* **Objective**
The listing below should be copied in full, word for word.

BEGIN Input rows

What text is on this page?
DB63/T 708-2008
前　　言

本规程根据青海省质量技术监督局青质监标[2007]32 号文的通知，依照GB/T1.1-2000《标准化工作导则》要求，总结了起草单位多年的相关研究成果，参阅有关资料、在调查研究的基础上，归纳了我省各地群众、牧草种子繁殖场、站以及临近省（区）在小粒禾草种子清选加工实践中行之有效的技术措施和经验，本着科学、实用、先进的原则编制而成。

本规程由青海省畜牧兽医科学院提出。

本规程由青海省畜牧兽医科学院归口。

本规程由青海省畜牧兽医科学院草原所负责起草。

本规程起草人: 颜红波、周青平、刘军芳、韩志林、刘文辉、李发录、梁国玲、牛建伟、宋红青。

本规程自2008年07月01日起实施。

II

END Input rows

* **Exercise result**
What text is on this page?
DB63/T 708-2008
前　　言

本规程根据青海省质量技术监督局青质监标[2007]32 号文的通知，依照GB/T1.1-2000《标准化工作导则》要求，总结了起草单位多年的相关研究成果，参阅有关资料、在调查研究的基础上，归纳了我省各地群众、牧草种子繁殖场、站以及临近省（区）在小粒禾草种子清选加工实践中行之有效的技术措施和经验，本着科学、实用、先进的原则编制而成。

本规程由青海省畜牧兽医科学院提出。

本规程由青海省畜牧兽医科学院归口。

本规程由青海省畜牧兽医科学院草原所负责起草。

本规程起草人: 颜红波、周青平、刘军芳、韩志林、刘文辉、李发录、梁国玲、牛建伟、宋红青。

本规程自2008年07月01日起实施。

II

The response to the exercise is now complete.